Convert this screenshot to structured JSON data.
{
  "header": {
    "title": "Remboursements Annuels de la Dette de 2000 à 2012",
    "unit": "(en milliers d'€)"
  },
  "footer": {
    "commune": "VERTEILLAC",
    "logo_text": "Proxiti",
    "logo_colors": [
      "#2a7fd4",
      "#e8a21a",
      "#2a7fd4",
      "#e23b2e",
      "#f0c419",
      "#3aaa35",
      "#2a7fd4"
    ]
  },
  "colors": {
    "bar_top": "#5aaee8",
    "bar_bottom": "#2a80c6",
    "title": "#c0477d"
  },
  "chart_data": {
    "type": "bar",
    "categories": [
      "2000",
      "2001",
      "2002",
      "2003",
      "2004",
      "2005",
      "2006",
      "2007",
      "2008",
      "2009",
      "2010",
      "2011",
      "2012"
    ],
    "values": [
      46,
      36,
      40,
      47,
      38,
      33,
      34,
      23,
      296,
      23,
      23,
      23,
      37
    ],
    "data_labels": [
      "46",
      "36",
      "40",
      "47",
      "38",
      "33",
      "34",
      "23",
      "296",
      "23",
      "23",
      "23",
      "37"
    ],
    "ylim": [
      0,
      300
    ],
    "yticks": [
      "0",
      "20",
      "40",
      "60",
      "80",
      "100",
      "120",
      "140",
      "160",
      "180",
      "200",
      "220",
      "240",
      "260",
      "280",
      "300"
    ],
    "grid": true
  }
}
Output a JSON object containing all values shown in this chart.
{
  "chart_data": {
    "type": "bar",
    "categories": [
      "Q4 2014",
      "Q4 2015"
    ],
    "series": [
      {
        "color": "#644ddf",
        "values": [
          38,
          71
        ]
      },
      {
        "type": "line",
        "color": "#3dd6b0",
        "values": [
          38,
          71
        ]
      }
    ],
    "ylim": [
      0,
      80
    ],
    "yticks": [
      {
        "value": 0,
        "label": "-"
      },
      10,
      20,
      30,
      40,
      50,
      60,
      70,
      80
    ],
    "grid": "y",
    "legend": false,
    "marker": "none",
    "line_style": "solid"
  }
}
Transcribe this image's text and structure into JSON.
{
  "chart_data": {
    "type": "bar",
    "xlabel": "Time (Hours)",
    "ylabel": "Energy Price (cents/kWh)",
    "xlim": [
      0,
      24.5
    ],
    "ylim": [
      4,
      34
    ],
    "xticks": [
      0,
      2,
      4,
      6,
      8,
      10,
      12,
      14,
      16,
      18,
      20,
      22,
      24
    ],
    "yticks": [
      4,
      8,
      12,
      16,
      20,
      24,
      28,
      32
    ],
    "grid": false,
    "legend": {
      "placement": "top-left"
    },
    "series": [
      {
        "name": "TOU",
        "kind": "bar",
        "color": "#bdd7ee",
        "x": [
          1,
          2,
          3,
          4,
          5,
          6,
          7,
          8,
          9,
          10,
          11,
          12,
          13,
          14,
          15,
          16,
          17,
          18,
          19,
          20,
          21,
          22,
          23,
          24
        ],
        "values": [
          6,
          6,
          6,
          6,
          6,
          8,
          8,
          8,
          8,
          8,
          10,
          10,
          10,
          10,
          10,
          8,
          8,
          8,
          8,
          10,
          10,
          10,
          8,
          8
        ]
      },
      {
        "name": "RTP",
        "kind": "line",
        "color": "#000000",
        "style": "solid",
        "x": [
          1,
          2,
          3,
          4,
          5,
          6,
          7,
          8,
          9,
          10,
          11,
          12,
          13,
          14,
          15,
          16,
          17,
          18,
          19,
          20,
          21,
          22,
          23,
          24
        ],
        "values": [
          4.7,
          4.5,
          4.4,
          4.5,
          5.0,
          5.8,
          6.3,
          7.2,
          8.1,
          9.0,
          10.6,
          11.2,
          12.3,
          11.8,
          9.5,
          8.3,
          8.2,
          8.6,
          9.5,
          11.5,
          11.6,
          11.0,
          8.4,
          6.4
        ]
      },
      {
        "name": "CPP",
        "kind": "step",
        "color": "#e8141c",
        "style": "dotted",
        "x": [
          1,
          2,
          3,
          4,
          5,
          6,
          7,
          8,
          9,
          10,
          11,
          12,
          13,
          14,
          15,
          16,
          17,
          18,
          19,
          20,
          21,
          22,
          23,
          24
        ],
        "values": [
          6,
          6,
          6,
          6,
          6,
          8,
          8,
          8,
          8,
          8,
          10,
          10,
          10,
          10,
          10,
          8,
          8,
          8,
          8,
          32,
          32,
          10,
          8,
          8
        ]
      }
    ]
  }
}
==============================
WHAT YOU WILL DO:
Count every line in the listing above that holds "title", then report only the count.

RESULT:
2